### Text

The wall-to-wall football that makes up the festive period in England is as good as the sport gets. The now-tiresome scuttlebutt that comes with the window—and its anticlimactic deadline day in particular—is just about the opposite.

Boring as it mostly is now (admittedly in large part because of the media), it is an unavoidable part of the season. For Tottenham Hotspur in 2016-17, it will serve as a barometer of just how they regard their ambitions for the remainder of the campaign.

By the first full weekend of the New Year, manager Mauricio Pochettino and his side will have a better idea of where they stand.

Securing tricky away wins over Southampton and Watford would strengthen their hopes of pushing back into the Premier League’s top four. Following that up with a positive result and performance against league-leaders Chelsea would boost their title credentials considerably.

That is a best-case scenario. Anything less changes things somewhat, but the main point is it could decide or reaffirm whether the north Londoners plan to invest.

Going by Tottenham’s previous two January windows during Pochettino’s tenure, you would not anticipate them doing so.

Youngster Shilow Tracey was recruited from Ebbsfleet United in 2016. A year earlier, Dele Alli was signed from Milton Keynes Dons but then loaned back for the remainder of the season.

Element boundary records
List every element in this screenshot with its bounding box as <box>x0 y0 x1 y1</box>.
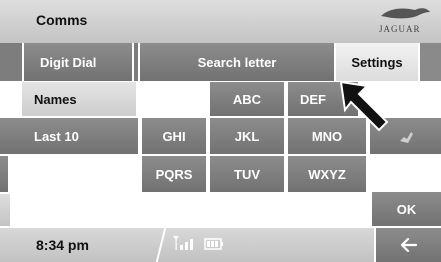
brand-logo: JAGUAR <box>375 4 435 40</box>
tab-settings[interactable]: Settings <box>334 43 418 81</box>
key-pqrs[interactable]: PQRS <box>140 156 208 192</box>
phone-icon <box>399 132 413 143</box>
brand-wordmark: JAGUAR <box>379 24 421 34</box>
back-arrow-icon <box>400 238 417 252</box>
page-title: Comms <box>36 12 88 28</box>
sidebar-item-last10[interactable]: Last 10 <box>0 118 138 154</box>
key-jkl[interactable]: JKL <box>210 118 286 154</box>
tab-search-letter-label: Search letter <box>197 54 277 70</box>
left-edge-strip-3 <box>0 156 10 192</box>
tab-digit-dial[interactable]: Digit Dial <box>22 43 134 81</box>
key-abc-label: ABC <box>232 91 262 107</box>
tab-search-letter[interactable]: Search letter <box>138 43 334 81</box>
key-pqrs-label: PQRS <box>155 166 193 182</box>
key-ghi[interactable]: GHI <box>140 118 208 154</box>
ok-button-label: OK <box>396 201 417 217</box>
header-bar: Comms JAGUAR <box>0 0 441 43</box>
signal-strength-icon <box>173 236 193 250</box>
back-button[interactable] <box>374 228 441 262</box>
key-abc[interactable]: ABC <box>210 82 286 116</box>
key-ghi-label: GHI <box>162 128 186 144</box>
jaguar-leaper-icon <box>381 8 430 19</box>
tab-settings-label: Settings <box>351 54 403 70</box>
sidebar-item-last10-label: Last 10 <box>34 128 79 144</box>
key-tuv[interactable]: TUV <box>210 156 286 192</box>
battery-icon <box>204 238 223 250</box>
pointer-arrow-icon <box>339 80 389 132</box>
key-def-label: DEF <box>300 91 326 107</box>
key-tuv-label: TUV <box>234 166 260 182</box>
sidebar-item-names[interactable]: Names <box>22 82 136 116</box>
status-time: 8:34 pm <box>36 237 89 253</box>
left-edge-strip-4 <box>0 194 10 226</box>
tab-digit-dial-label: Digit Dial <box>40 54 97 70</box>
key-jkl-label: JKL <box>234 128 260 144</box>
comms-screen: Comms JAGUAR Digit Dial Search letter Se… <box>0 0 441 262</box>
ok-button[interactable]: OK <box>372 192 441 226</box>
key-wxyz-label: WXYZ <box>308 166 346 182</box>
status-icons <box>172 234 242 254</box>
sidebar-item-names-label: Names <box>34 91 77 107</box>
tab-row-end <box>418 43 441 81</box>
key-wxyz[interactable]: WXYZ <box>288 156 368 192</box>
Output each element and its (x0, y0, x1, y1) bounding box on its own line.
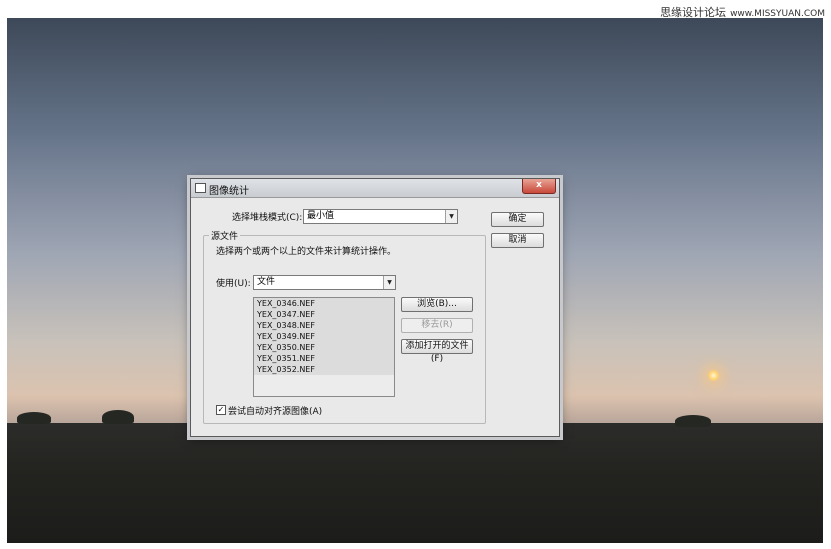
ground (7, 423, 823, 543)
use-value: 文件 (257, 277, 276, 287)
use-select[interactable]: 文件 ▼ (253, 275, 396, 290)
list-item[interactable]: YEX_0351.NEF (254, 353, 394, 364)
source-group-title: 源文件 (209, 229, 241, 242)
auto-align-label: 尝试自动对齐源图像(A) (228, 407, 323, 417)
list-item[interactable]: YEX_0347.NEF (254, 309, 394, 320)
dialog-titlebar[interactable]: 图像统计 x (191, 179, 559, 198)
list-item[interactable]: YEX_0350.NEF (254, 342, 394, 353)
auto-align-checkbox[interactable]: ✓ (216, 405, 226, 415)
close-button[interactable]: x (522, 179, 556, 194)
remove-button[interactable]: 移去(R) (401, 318, 473, 333)
stack-mode-value: 最小值 (307, 211, 335, 221)
list-item[interactable]: YEX_0349.NEF (254, 331, 394, 342)
list-item[interactable]: YEX_0352.NEF (254, 364, 394, 375)
tree-left (17, 412, 51, 424)
stack-mode-select[interactable]: 最小值 ▼ (303, 209, 458, 224)
file-list[interactable]: YEX_0346.NEF YEX_0347.NEF YEX_0348.NEF Y… (253, 297, 395, 397)
image-statistics-dialog: 图像统计 x 选择堆栈模式(C): 最小值 ▼ 确定 取消 源文件 选择两个或两… (190, 178, 560, 437)
list-item[interactable]: YEX_0348.NEF (254, 320, 394, 331)
source-hint: 选择两个或两个以上的文件来计算统计操作。 (216, 247, 397, 257)
browse-button[interactable]: 浏览(B)... (401, 297, 473, 312)
chevron-down-icon[interactable]: ▼ (445, 210, 457, 223)
add-open-files-button[interactable]: 添加打开的文件(F) (401, 339, 473, 364)
chevron-down-icon[interactable]: ▼ (383, 276, 395, 289)
sun (708, 370, 719, 381)
dialog-title: 图像统计 (209, 186, 249, 197)
cancel-button[interactable]: 取消 (491, 233, 544, 248)
stack-mode-label: 选择堆栈模式(C): (232, 213, 303, 223)
ok-button[interactable]: 确定 (491, 212, 544, 227)
tree-left-2 (102, 410, 134, 424)
app-icon (195, 183, 206, 193)
tree-right (675, 415, 711, 427)
list-item[interactable]: YEX_0346.NEF (254, 298, 394, 309)
use-label: 使用(U): (216, 279, 251, 289)
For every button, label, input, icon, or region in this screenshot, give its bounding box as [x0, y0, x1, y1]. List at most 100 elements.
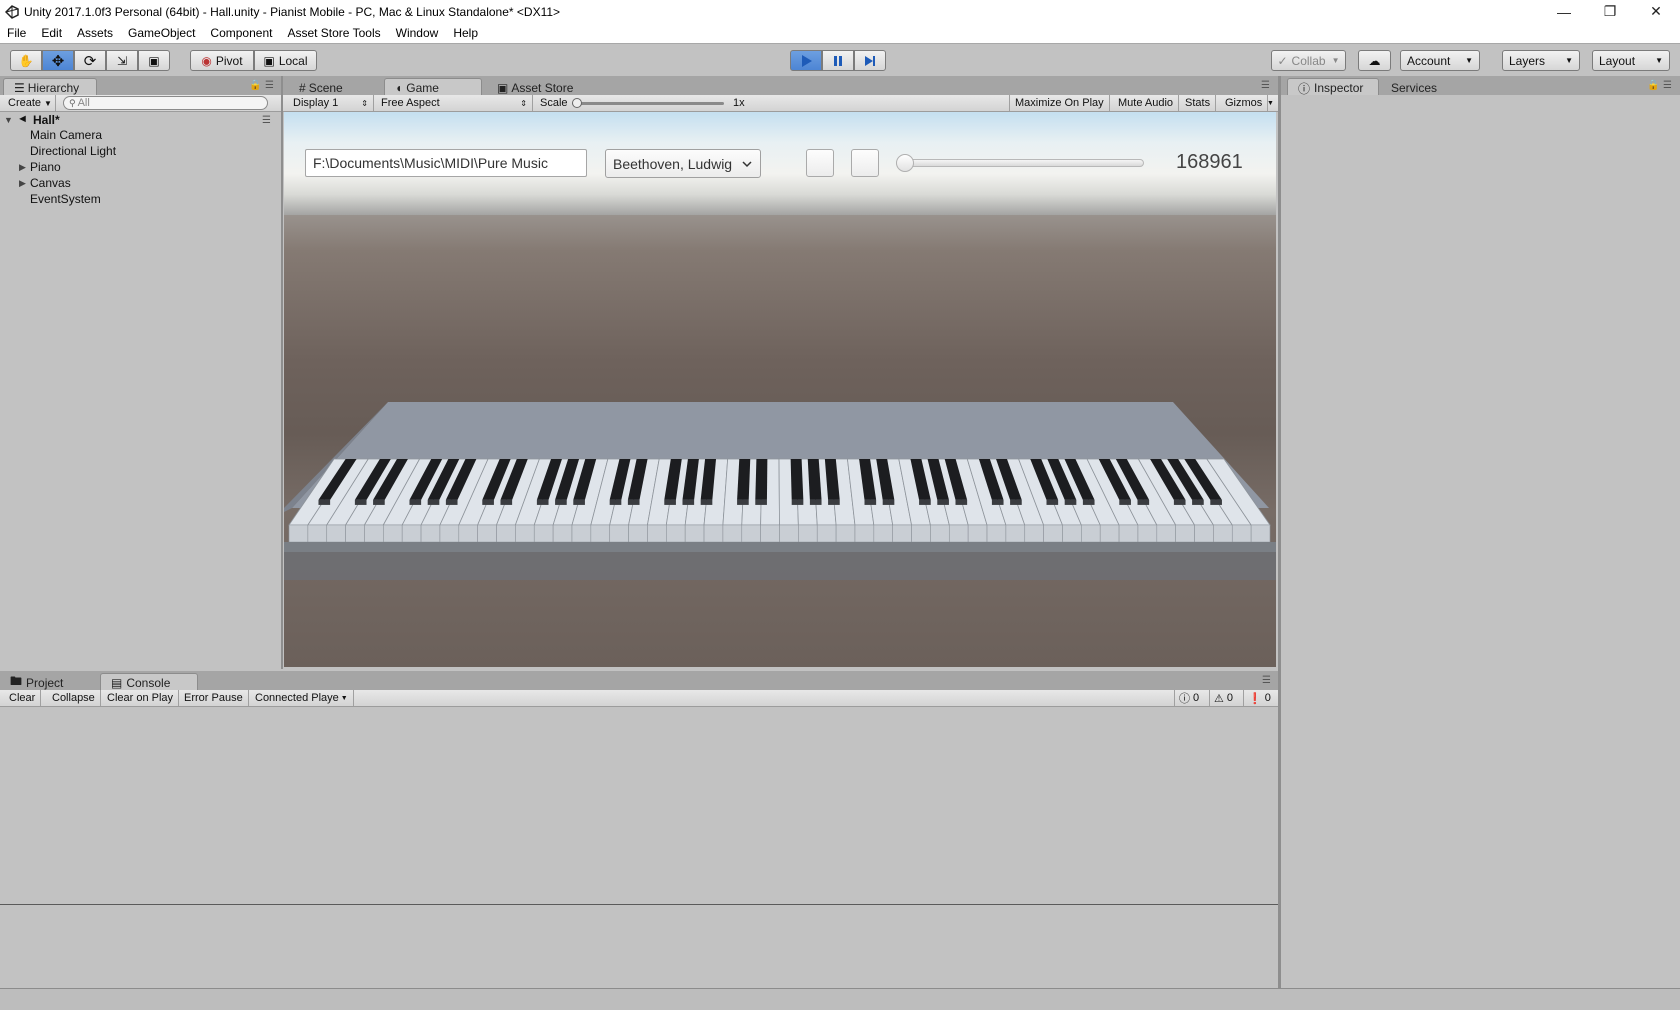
white-key-front	[1081, 524, 1101, 543]
tab-asset-store[interactable]: ▣ Asset Store	[487, 78, 583, 95]
menu-file[interactable]: File	[7, 26, 26, 40]
white-key-front	[798, 524, 818, 543]
error-icon: ❗	[1248, 692, 1262, 705]
pause-button[interactable]	[822, 50, 854, 71]
hand-tool-button[interactable]: ✋	[10, 50, 42, 71]
black-key-front	[373, 499, 385, 505]
cloud-button[interactable]: ☁	[1358, 50, 1391, 71]
tab-project[interactable]: 🖿 Project	[0, 673, 73, 690]
white-key-front	[760, 524, 780, 543]
layout-dropdown[interactable]: Layout ▼	[1592, 50, 1670, 71]
console-detail-divider[interactable]	[0, 904, 1278, 905]
create-label: Create	[8, 97, 42, 109]
error-count-toggle[interactable]: ❗ 0	[1243, 690, 1275, 706]
tab-asset-store-label: Asset Store	[511, 80, 574, 95]
black-key-front	[1137, 499, 1150, 505]
scale-tool-button[interactable]: ⇲	[106, 50, 138, 71]
white-key-front	[364, 524, 384, 543]
white-key-front	[590, 524, 611, 543]
menu-edit[interactable]: Edit	[41, 26, 62, 40]
hierarchy-item-piano[interactable]: Piano	[30, 160, 61, 174]
hierarchy-item-canvas[interactable]: Canvas	[30, 176, 71, 190]
panel-menu-icon[interactable]: ☰	[265, 80, 274, 91]
layers-dropdown[interactable]: Layers ▼	[1502, 50, 1580, 71]
aspect-dropdown[interactable]: Free Aspect ⇕	[376, 95, 533, 111]
minimize-icon[interactable]: —	[1541, 0, 1587, 23]
rect-tool-button[interactable]: ▣	[138, 50, 170, 71]
move-tool-button[interactable]: ✥	[42, 50, 74, 71]
white-key-front	[515, 524, 535, 543]
connected-player-dropdown[interactable]: Connected Playe ▼	[250, 690, 354, 706]
black-key-front	[809, 499, 822, 505]
white-key-front	[1194, 524, 1214, 543]
pivot-toggle[interactable]: ◉ Pivot	[190, 50, 254, 71]
aspect-label: Free Aspect	[381, 97, 440, 109]
lock-icon[interactable]: 🔒	[249, 80, 261, 91]
maximize-on-play-toggle[interactable]: Maximize On Play	[1009, 95, 1110, 111]
scale-slider-handle[interactable]	[572, 98, 582, 108]
white-key-front	[835, 524, 856, 543]
white-key-front	[439, 524, 460, 543]
tab-scene[interactable]: # Scene	[289, 78, 353, 95]
tab-inspector[interactable]: ⓘ Inspector	[1287, 78, 1379, 96]
panel-menu-icon[interactable]: ☰	[1262, 675, 1271, 686]
tab-hierarchy[interactable]: ☰ Hierarchy	[3, 78, 97, 95]
hand-icon: ✋	[18, 53, 34, 68]
scene-menu-icon[interactable]: ☰	[262, 115, 271, 126]
expand-arrow-icon[interactable]: ▼	[4, 115, 13, 125]
collab-dropdown[interactable]: ✓ Collab ▼	[1271, 50, 1346, 71]
white-key-front	[288, 524, 309, 543]
clear-button[interactable]: Clear	[4, 690, 42, 706]
gizmos-dropdown[interactable]: ▼	[1262, 95, 1276, 111]
close-icon[interactable]: ✕	[1633, 0, 1679, 23]
restore-icon[interactable]: ❐	[1587, 0, 1633, 23]
panel-menu-icon[interactable]: ☰	[1261, 80, 1270, 91]
menu-assets[interactable]: Assets	[77, 26, 113, 40]
stats-toggle[interactable]: Stats	[1180, 95, 1217, 111]
create-dropdown[interactable]: Create ▼	[3, 95, 56, 111]
account-dropdown[interactable]: Account ▼	[1400, 50, 1480, 71]
white-key-front	[986, 524, 1007, 543]
expand-arrow-icon[interactable]: ▶	[19, 162, 26, 173]
black-key-front	[1192, 499, 1204, 505]
panel-menu-icon[interactable]: ☰	[1663, 80, 1672, 91]
mute-audio-toggle[interactable]: Mute Audio	[1113, 95, 1180, 111]
console-log-area[interactable]	[0, 707, 1278, 987]
game-viewport[interactable]: F:\Documents\Music\MIDI\Pure Music Beeth…	[284, 112, 1276, 667]
menu-asset-store-tools[interactable]: Asset Store Tools	[287, 26, 380, 40]
warning-count-toggle[interactable]: ⚠ 0	[1209, 690, 1237, 706]
pause-icon	[834, 55, 842, 66]
menu-gameobject[interactable]: GameObject	[128, 26, 195, 40]
white-key-front	[533, 524, 554, 543]
black-key-front	[1210, 499, 1222, 505]
hierarchy-item-directional-light[interactable]: Directional Light	[30, 144, 116, 158]
display-label: Display 1	[293, 97, 339, 109]
display-dropdown[interactable]: Display 1 ⇕	[288, 95, 374, 111]
menu-window[interactable]: Window	[396, 26, 439, 40]
step-button[interactable]	[854, 50, 886, 71]
tab-console[interactable]: ▤ Console	[100, 673, 198, 690]
hierarchy-item-eventsystem[interactable]: EventSystem	[30, 192, 101, 206]
play-button[interactable]	[790, 50, 822, 71]
info-count-toggle[interactable]: ⓘ 0	[1174, 690, 1203, 706]
rotate-tool-button[interactable]: ⟳	[74, 50, 106, 71]
local-toggle[interactable]: ▣ Local	[254, 50, 317, 71]
error-pause-toggle[interactable]: Error Pause	[179, 690, 249, 706]
tab-game[interactable]: ◖ Game	[384, 78, 482, 95]
local-icon: ▣	[263, 53, 275, 68]
black-key-front	[937, 499, 949, 505]
collapse-toggle[interactable]: Collapse	[47, 690, 101, 706]
menu-component[interactable]: Component	[210, 26, 272, 40]
menu-help[interactable]: Help	[453, 26, 478, 40]
tab-project-label: Project	[26, 675, 64, 690]
expand-arrow-icon[interactable]: ▶	[19, 178, 26, 189]
scale-slider-track[interactable]	[572, 102, 724, 105]
hierarchy-item-main-camera[interactable]: Main Camera	[30, 128, 102, 142]
tab-services[interactable]: Services	[1381, 78, 1447, 95]
grid-icon: #	[299, 80, 306, 95]
hierarchy-search-field[interactable]: ⚲ All	[63, 96, 268, 110]
scene-row[interactable]: ▼ ◄ Hall* ☰	[0, 113, 281, 129]
white-key-front	[496, 524, 516, 543]
clear-on-play-toggle[interactable]: Clear on Play	[102, 690, 180, 706]
lock-icon[interactable]: 🔒	[1647, 80, 1659, 91]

### Task details
Continue the article on Tottenham's January transfer plans from the point where it ends.

### Task result
Generally speaking, there is not much value in the window this time of year anyway.

Clubs obviously do not want to sell players they may still need, even for a healthy fee. Allowing lesser names to move on is not a decision taken lightly either, given the risk they could come back to haunt them.

But desperation and/or the feeling you can find someone who makes just the difference you need will make clubs take a punt.

Tottenham and their chairman, Daniel Levy, are among the Premier League’s most stringent when it comes to transfers. Aiming to improve on last season’s title near-miss and the motivating factor of getting back into the Champions League after this season’s all-too-brief run could sway them in loosening up a little, though.

In theory, it sounds great.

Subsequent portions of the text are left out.